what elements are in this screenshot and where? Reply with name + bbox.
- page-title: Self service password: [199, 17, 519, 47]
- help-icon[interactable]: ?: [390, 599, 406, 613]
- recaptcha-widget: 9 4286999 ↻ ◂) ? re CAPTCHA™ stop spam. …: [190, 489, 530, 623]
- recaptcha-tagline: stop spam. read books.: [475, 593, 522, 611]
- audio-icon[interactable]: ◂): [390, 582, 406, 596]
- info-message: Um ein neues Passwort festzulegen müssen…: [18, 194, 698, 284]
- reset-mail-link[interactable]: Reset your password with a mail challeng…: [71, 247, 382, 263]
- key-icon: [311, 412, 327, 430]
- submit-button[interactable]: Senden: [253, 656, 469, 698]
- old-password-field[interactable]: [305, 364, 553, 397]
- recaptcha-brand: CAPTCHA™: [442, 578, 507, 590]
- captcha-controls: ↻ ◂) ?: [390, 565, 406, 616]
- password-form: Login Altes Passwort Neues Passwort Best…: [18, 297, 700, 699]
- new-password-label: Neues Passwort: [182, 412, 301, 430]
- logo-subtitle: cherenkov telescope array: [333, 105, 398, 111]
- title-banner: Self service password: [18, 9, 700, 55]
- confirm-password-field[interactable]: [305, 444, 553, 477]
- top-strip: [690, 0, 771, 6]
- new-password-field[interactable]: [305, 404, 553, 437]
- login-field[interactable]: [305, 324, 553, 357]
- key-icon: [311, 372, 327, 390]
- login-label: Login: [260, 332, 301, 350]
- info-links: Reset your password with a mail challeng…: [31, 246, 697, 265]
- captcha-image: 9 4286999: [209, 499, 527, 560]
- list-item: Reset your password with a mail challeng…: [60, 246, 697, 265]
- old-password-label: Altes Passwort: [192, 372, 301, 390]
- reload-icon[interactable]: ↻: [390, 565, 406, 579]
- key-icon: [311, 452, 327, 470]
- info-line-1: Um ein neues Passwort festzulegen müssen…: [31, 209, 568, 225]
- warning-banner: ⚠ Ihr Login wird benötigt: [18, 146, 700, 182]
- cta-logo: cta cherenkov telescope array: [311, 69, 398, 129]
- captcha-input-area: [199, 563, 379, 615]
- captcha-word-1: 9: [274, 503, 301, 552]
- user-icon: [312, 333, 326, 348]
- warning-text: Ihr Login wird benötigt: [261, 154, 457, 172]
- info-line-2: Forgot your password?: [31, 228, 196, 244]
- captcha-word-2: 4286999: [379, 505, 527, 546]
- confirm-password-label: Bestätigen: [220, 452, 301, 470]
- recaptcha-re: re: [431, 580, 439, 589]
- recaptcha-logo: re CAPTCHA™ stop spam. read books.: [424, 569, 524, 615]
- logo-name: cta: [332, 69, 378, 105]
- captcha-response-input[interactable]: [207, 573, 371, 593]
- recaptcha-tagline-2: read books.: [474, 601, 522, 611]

> THE REQUEST
Rewrite the lines above, replacing each "key-icon" with "lock-icon" and leaving everything else as it is.

> WRITTEN REPLY
what elements are in this screenshot and where? Reply with name + bbox.
- page-title: Self service password: [199, 17, 519, 47]
- help-icon[interactable]: ?: [390, 599, 406, 613]
- recaptcha-widget: 9 4286999 ↻ ◂) ? re CAPTCHA™ stop spam. …: [190, 489, 530, 623]
- recaptcha-tagline: stop spam. read books.: [475, 593, 522, 611]
- audio-icon[interactable]: ◂): [390, 582, 406, 596]
- info-message: Um ein neues Passwort festzulegen müssen…: [18, 194, 698, 284]
- reset-mail-link[interactable]: Reset your password with a mail challeng…: [71, 247, 382, 263]
- lock-icon: [311, 412, 327, 430]
- submit-button[interactable]: Senden: [253, 656, 469, 698]
- old-password-field[interactable]: [305, 364, 553, 397]
- recaptcha-brand: CAPTCHA™: [442, 578, 507, 590]
- captcha-controls: ↻ ◂) ?: [390, 565, 406, 616]
- password-form: Login Altes Passwort Neues Passwort Best…: [18, 297, 700, 699]
- new-password-label: Neues Passwort: [182, 412, 301, 430]
- logo-subtitle: cherenkov telescope array: [333, 105, 398, 111]
- title-banner: Self service password: [18, 9, 700, 55]
- confirm-password-field[interactable]: [305, 444, 553, 477]
- top-strip: [690, 0, 771, 6]
- new-password-field[interactable]: [305, 404, 553, 437]
- login-field[interactable]: [305, 324, 553, 357]
- lock-icon: [311, 372, 327, 390]
- login-label: Login: [260, 332, 301, 350]
- info-links: Reset your password with a mail challeng…: [31, 246, 697, 265]
- captcha-image: 9 4286999: [209, 499, 527, 560]
- list-item: Reset your password with a mail challeng…: [60, 246, 697, 265]
- old-password-label: Altes Passwort: [192, 372, 301, 390]
- reload-icon[interactable]: ↻: [390, 565, 406, 579]
- lock-icon: [311, 452, 327, 470]
- info-line-1: Um ein neues Passwort festzulegen müssen…: [31, 209, 568, 225]
- warning-banner: ⚠ Ihr Login wird benötigt: [18, 146, 700, 182]
- cta-logo: cta cherenkov telescope array: [311, 69, 398, 129]
- captcha-input-area: [199, 563, 379, 615]
- captcha-word-1: 9: [274, 503, 301, 552]
- user-icon: [312, 333, 326, 348]
- warning-text: Ihr Login wird benötigt: [261, 154, 457, 172]
- info-line-2: Forgot your password?: [31, 228, 196, 244]
- captcha-word-2: 4286999: [379, 505, 527, 546]
- confirm-password-label: Bestätigen: [220, 452, 301, 470]
- recaptcha-re: re: [431, 580, 439, 589]
- recaptcha-logo: re CAPTCHA™ stop spam. read books.: [424, 569, 524, 615]
- logo-name: cta: [332, 69, 378, 105]
- captcha-response-input[interactable]: [207, 573, 371, 593]
- recaptcha-tagline-2: read books.: [474, 601, 522, 611]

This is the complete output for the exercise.